**Work to be completed**. How many lines of these entries hold the string "screenshot"? Reply with the number alone.

**Data rows**.
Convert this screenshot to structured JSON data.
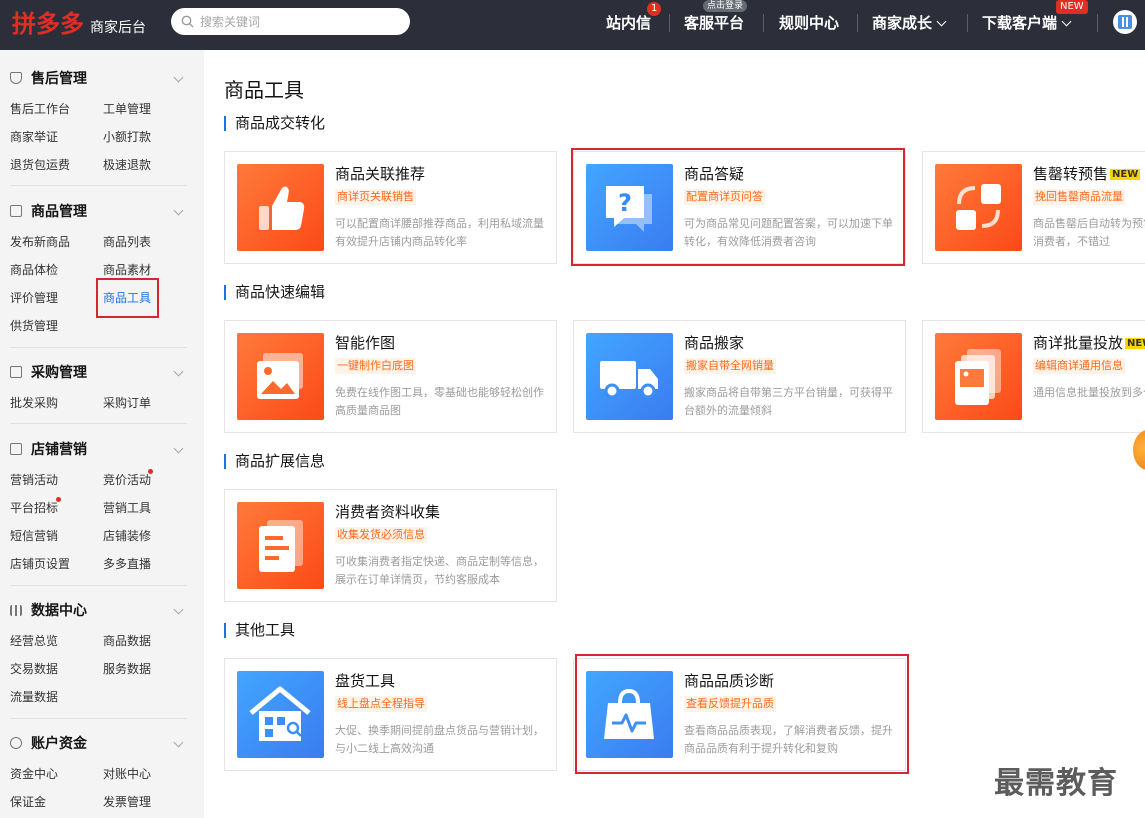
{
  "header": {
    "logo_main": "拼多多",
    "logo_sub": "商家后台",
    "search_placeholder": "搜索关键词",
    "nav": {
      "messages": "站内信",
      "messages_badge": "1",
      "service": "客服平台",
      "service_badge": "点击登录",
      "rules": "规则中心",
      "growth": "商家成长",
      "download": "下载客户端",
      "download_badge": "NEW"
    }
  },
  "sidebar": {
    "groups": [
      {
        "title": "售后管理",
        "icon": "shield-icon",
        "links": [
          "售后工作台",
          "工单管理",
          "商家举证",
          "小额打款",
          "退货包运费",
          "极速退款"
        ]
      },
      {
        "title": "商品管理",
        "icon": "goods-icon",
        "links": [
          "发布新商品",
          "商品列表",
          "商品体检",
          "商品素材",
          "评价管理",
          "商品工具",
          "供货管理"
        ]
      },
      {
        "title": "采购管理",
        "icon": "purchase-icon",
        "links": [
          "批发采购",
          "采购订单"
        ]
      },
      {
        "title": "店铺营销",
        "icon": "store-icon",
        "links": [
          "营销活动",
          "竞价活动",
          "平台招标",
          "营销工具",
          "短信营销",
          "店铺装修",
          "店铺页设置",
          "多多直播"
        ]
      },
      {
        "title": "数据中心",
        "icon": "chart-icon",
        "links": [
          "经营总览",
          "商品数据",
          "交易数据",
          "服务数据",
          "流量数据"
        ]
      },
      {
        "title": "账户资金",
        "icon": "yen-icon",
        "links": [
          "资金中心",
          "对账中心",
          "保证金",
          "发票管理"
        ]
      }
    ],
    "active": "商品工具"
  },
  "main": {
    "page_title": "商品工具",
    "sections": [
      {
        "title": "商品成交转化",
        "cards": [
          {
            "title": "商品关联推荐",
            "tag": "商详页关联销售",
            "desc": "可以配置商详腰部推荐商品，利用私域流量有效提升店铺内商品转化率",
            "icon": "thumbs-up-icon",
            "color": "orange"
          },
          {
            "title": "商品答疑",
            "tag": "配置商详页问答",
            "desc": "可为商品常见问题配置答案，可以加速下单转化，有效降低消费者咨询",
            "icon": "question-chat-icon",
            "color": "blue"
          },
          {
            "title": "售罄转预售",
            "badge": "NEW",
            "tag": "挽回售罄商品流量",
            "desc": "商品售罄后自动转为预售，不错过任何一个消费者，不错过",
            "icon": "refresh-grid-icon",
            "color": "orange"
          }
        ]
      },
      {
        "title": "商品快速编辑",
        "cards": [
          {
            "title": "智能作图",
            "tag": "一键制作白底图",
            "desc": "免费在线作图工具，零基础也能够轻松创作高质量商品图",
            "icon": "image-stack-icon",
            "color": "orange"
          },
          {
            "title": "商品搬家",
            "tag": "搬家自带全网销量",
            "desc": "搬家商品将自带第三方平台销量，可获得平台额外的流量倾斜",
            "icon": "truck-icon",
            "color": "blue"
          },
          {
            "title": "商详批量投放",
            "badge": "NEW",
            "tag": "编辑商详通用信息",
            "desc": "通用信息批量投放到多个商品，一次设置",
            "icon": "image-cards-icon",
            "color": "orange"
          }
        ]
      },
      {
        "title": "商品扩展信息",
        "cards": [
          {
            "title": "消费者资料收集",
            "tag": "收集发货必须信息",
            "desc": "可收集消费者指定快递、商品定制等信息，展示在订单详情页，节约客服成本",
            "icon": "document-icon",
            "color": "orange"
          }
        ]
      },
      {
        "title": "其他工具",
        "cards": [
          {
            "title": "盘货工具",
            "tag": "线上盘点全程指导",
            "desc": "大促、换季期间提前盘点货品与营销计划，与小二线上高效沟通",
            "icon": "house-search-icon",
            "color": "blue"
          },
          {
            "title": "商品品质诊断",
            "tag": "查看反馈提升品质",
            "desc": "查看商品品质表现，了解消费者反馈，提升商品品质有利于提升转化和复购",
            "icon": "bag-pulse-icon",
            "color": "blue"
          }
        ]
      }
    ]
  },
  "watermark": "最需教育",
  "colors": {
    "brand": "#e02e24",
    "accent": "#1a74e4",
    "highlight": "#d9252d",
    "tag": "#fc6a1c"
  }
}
---
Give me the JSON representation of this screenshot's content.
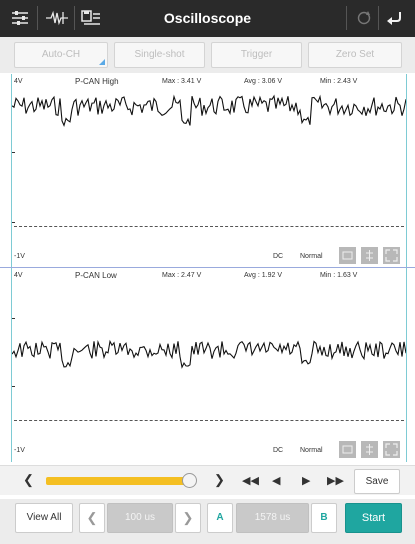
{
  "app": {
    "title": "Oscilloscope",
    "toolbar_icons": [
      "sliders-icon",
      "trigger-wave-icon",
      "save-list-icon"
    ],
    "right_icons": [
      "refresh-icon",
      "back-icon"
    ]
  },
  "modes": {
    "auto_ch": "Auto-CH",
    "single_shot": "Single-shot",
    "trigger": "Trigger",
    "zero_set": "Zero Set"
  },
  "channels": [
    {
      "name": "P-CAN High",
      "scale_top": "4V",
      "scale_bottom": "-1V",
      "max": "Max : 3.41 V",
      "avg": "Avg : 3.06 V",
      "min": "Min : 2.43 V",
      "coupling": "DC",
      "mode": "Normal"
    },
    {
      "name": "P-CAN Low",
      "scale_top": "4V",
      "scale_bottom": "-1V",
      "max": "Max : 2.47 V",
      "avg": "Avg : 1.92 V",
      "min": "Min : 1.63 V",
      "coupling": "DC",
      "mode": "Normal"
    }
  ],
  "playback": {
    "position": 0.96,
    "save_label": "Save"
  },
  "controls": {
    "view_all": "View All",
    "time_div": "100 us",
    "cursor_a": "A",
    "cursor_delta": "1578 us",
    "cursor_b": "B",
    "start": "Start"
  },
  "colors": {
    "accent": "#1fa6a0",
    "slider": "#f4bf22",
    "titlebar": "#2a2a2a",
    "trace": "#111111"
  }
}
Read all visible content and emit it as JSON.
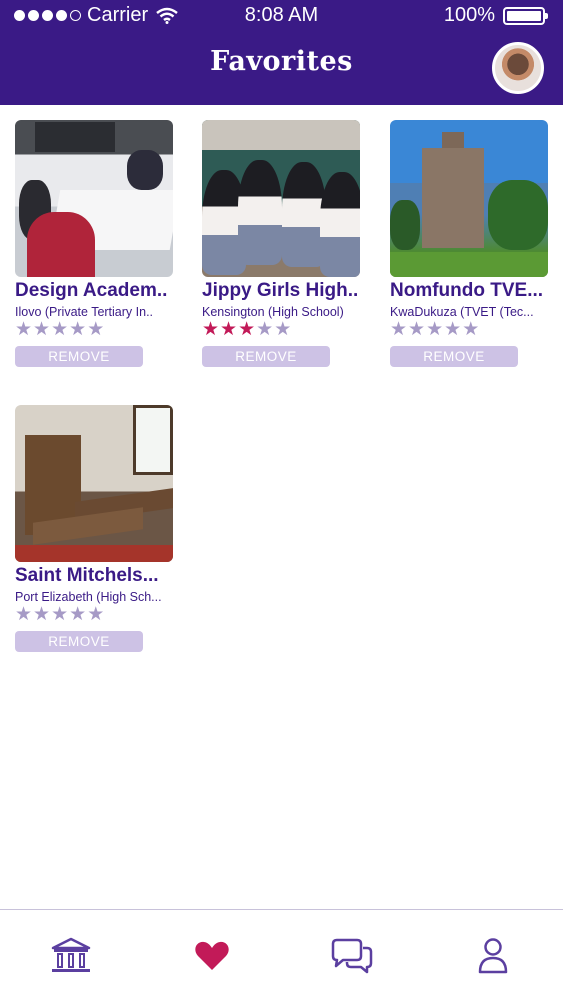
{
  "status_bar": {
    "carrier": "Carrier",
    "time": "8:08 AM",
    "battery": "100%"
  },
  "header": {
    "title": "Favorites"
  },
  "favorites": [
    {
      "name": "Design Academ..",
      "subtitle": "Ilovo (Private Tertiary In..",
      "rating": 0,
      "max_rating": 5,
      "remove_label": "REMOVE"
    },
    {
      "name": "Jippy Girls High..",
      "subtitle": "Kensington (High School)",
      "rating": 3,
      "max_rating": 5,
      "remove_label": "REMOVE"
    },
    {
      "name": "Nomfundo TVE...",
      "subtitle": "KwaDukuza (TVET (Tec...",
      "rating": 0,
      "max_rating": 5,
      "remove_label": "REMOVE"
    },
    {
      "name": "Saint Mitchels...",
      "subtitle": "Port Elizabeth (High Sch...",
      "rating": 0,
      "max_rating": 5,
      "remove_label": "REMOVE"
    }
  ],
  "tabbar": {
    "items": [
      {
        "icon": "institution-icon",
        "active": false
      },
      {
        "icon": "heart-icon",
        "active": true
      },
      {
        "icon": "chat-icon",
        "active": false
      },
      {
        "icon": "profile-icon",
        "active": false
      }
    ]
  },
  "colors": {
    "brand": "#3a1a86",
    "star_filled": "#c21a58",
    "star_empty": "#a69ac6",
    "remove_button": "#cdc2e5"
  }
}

**Output of the exercise**. 2